• **GIVEN EXERCISE**
What is the number of lines containing "style"? Give only that number.

[Rows from a figure dataset]

* * *

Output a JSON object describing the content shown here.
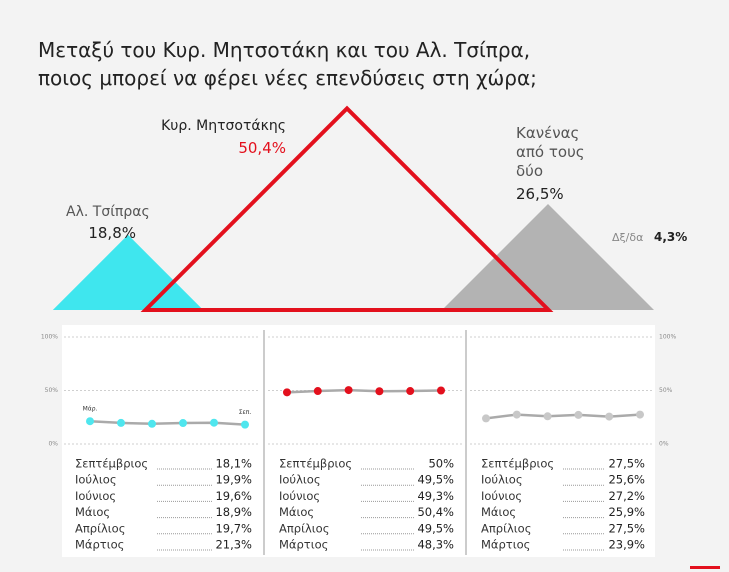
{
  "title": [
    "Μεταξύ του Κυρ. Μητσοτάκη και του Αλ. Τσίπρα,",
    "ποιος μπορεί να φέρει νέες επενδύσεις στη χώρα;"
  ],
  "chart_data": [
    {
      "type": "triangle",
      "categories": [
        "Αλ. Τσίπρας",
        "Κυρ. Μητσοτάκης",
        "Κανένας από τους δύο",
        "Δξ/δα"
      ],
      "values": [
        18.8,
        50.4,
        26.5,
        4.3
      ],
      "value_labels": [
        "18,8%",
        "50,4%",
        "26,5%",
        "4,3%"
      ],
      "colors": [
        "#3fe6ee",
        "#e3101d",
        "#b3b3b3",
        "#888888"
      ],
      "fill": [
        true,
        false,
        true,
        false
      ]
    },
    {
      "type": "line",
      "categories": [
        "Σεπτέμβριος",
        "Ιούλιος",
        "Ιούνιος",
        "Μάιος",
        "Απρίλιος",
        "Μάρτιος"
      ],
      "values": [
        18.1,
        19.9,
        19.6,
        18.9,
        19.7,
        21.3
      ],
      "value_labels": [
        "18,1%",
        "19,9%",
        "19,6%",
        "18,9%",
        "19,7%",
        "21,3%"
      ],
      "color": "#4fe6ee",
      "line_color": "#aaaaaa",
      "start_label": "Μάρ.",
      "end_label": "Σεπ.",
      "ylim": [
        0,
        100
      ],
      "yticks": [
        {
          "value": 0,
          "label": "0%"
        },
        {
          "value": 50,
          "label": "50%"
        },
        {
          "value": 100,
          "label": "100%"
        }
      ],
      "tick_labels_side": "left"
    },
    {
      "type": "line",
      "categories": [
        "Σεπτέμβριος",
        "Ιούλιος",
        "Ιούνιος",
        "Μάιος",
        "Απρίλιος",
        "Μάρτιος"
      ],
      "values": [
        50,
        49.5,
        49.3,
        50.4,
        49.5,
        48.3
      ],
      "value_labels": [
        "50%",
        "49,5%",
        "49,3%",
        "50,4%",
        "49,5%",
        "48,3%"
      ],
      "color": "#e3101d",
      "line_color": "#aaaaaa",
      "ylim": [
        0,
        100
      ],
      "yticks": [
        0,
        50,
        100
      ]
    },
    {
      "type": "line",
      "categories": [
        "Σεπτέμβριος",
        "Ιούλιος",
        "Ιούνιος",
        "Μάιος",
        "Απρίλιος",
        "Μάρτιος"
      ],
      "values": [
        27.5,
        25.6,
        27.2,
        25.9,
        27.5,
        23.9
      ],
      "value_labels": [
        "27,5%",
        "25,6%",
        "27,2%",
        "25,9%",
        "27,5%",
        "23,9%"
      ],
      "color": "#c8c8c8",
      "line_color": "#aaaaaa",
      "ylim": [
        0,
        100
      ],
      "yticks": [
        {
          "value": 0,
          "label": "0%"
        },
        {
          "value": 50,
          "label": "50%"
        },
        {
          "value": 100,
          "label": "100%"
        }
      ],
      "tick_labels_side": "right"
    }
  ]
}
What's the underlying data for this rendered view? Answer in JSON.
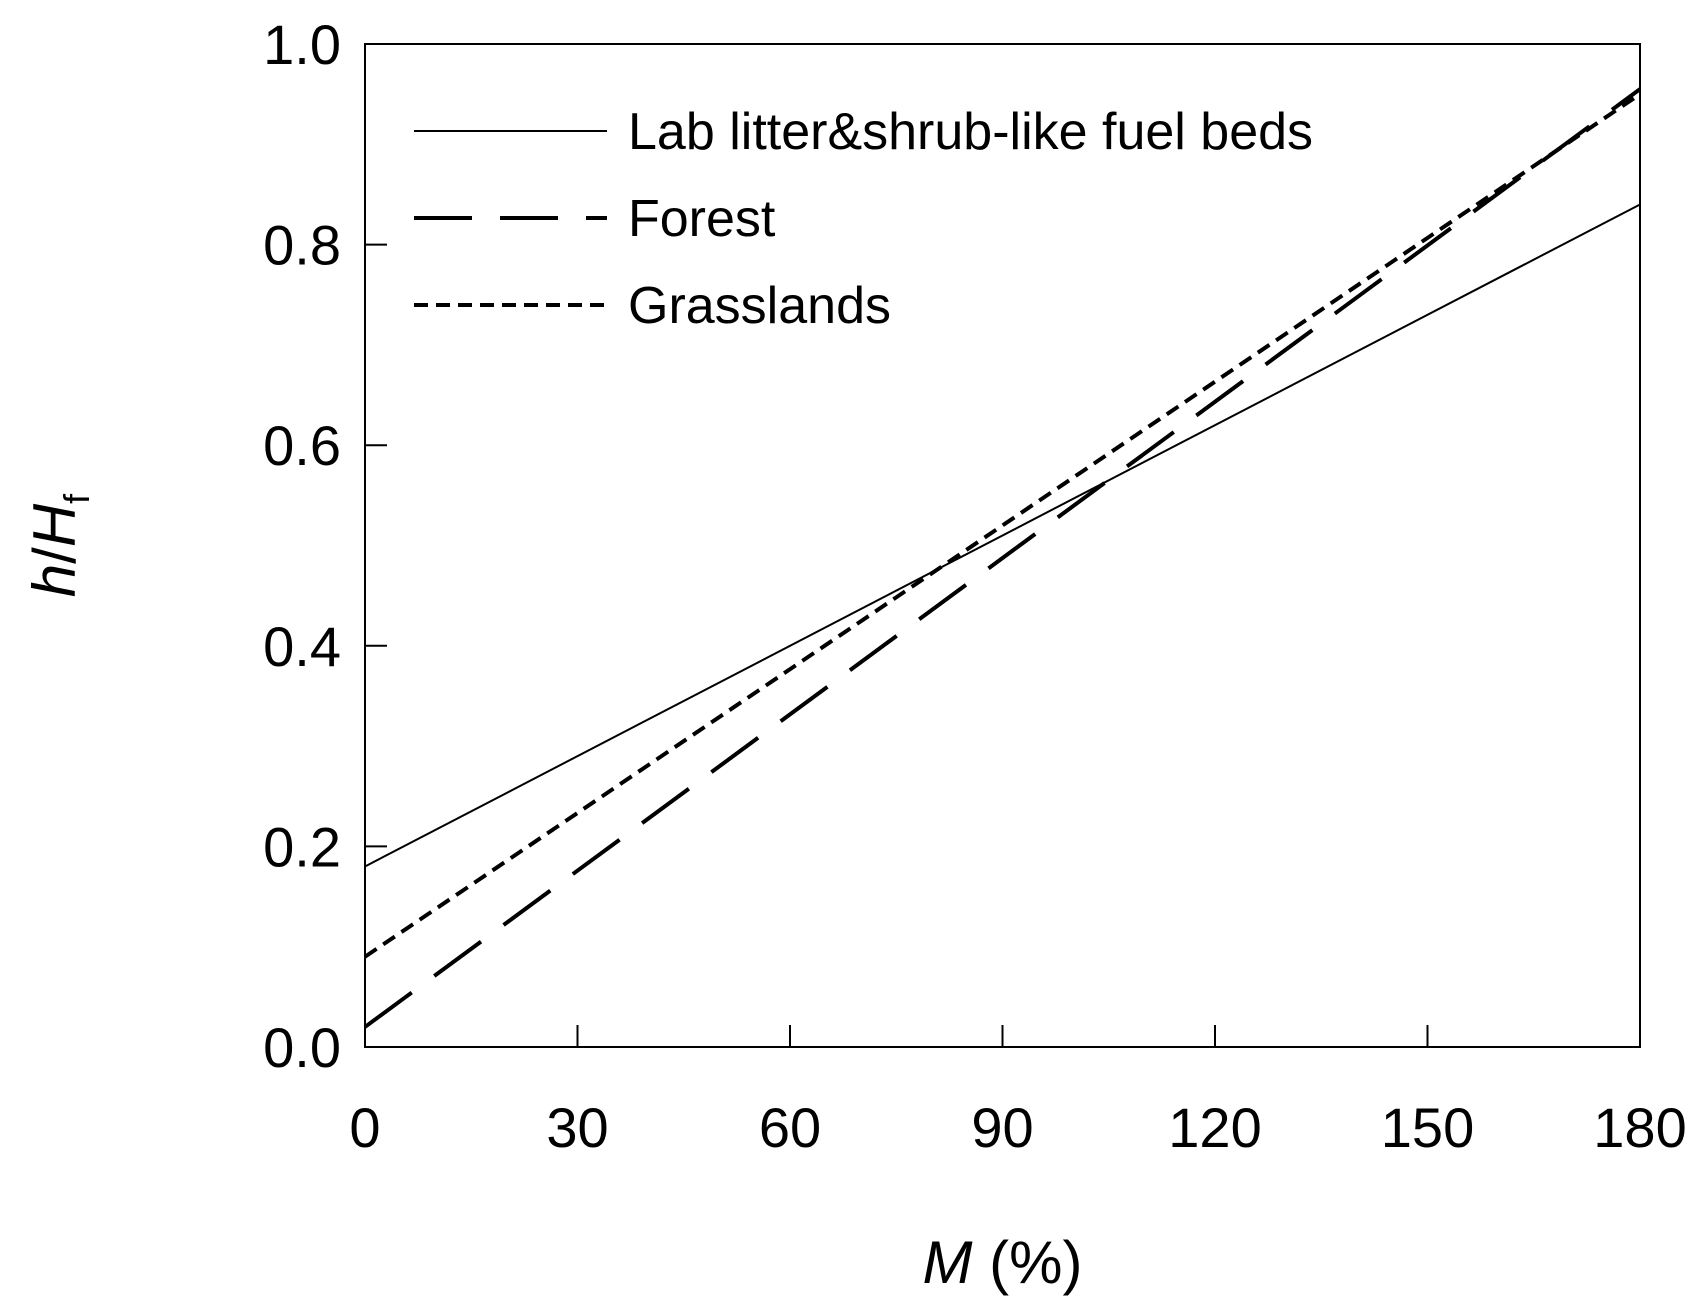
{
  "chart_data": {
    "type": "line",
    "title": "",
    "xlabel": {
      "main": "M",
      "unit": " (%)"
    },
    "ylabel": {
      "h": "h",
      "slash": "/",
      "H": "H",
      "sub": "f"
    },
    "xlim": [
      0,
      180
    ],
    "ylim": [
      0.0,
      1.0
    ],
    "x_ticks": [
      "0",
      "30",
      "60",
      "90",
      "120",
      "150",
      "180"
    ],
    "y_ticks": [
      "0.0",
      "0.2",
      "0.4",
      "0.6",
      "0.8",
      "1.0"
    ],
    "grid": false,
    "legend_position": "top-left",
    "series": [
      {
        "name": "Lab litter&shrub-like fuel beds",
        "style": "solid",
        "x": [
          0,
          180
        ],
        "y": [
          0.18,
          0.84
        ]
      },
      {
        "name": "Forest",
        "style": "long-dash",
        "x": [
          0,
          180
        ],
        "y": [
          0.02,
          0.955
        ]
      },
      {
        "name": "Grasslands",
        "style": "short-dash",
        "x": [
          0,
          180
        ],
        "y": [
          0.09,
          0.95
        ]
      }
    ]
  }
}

* * *

• **SOLUTION TO THIS TASK**
3